● EXCERPT TO READ
So, it looks like Saatchi & Saatchi’s Kevin Roberts is going to have a lot more time to play Pokémon Go this summer. After declaring the gender debate ‘over’ in an interview with Business Insider
, the Saatchi Executive Chairman and Publicis Groupe Head Coach found himself suddenly on a ‘leave of absence’ before resigning this week.
The interview took me a few reads to get my head around, and if I’m honest I’m not sure what I make of it. While the interview was nothing short of a four lane pile up of awful, there has been so much to unpack from it and the subsequent fall out. The weirdly personal attack on Cindy Gallop. The striking lack of media savvy from someone whose career has been all about the media. The swift efficiency of his removal.
A lot to think about. But here’s where I’m at.
Pour Myself a Cup of Ambition
Women, according to Kev, aren’t quite so ambitious and hungry for top jobs as their male counterparts, far happier pootling away doing ‘great work’. An interesting hypothesis given the chromosomal make up of the new UK Prime Minister and at a time when the US might be months away from voting in its first female president.
Shifting the focus onto women and their supposed lack of hunger for leadership conveniently sidesteps barriers within individual companies and the wider industry. I was reminded of criticism that Sheryl Sandberg faced following Lean In, that she’d overlooked the systematic problems that women, particularly less advantaged women, face. Of course, Sandberg’s book comes from a well-meaning place, a place of support and solidarity.

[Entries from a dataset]
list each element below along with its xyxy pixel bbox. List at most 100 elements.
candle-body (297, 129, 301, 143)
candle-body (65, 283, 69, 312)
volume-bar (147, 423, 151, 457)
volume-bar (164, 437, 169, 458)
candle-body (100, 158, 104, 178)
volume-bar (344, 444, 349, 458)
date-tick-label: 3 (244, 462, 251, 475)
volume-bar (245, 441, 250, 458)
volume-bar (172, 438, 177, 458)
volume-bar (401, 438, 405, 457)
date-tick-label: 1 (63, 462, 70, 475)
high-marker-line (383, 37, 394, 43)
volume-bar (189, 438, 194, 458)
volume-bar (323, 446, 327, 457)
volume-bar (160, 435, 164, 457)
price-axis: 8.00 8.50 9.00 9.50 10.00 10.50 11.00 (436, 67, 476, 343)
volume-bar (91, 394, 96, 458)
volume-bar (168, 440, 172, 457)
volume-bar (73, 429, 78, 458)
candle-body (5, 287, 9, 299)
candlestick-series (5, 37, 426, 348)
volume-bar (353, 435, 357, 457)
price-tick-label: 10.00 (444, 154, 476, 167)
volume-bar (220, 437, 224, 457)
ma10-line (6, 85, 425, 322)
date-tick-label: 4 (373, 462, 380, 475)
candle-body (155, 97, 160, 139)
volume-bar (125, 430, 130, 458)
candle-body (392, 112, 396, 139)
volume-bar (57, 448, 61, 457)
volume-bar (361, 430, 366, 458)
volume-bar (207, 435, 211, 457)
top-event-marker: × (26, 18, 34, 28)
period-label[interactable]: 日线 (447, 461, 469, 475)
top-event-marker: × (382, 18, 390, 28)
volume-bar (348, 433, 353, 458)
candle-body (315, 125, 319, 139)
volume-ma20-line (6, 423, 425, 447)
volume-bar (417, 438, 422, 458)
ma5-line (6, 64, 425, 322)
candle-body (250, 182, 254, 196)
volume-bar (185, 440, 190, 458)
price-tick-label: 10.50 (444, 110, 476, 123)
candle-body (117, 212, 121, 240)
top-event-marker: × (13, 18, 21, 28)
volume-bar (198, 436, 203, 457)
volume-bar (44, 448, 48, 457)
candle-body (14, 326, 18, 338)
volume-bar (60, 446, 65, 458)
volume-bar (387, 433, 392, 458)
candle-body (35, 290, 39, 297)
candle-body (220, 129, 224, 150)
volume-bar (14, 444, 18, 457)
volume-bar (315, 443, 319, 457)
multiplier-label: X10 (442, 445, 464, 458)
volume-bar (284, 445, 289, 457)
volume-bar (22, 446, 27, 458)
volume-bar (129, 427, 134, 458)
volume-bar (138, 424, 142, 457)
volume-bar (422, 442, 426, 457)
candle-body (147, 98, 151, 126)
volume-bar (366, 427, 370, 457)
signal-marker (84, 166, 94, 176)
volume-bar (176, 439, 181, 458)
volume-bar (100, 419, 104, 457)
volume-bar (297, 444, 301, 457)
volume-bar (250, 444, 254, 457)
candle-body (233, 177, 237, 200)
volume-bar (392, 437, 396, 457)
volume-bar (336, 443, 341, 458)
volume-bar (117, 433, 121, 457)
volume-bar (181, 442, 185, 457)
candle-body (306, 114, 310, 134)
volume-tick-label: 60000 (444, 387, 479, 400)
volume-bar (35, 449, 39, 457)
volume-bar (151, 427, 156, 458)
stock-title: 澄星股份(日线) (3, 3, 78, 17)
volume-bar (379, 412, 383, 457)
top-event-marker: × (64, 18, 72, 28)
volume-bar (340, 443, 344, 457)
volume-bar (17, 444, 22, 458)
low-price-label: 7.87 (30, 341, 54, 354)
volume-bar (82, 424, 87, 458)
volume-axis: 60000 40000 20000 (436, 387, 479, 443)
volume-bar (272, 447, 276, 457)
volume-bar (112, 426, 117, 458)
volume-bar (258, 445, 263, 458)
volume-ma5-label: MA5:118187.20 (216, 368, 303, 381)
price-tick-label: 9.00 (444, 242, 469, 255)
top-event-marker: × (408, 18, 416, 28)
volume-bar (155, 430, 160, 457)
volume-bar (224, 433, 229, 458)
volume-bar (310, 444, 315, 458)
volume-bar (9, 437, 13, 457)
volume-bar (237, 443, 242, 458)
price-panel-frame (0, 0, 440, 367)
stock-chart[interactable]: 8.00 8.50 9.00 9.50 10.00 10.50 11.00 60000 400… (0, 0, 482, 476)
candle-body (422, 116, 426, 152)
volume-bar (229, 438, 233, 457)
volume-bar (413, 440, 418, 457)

● PROBLEM DESCRIPTION
Reproduce verbatim the passage of the commentary on Kevin Roberts's resignation that begins with the words "The interview took" and ends after the words "where I’m at.".

● EXERCISE ANSWER
The interview took me a few reads to get my head around, and if I’m honest I’m not sure what I make of it. While the interview was nothing short of a four lane pile up of awful, there has been so much to unpack from it and the subsequent fall out. The weirdly personal attack on Cindy Gallop. The striking lack of media savvy from someone whose career has been all about the media. The swift efficiency of his removal.
A lot to think about. But here’s where I’m at.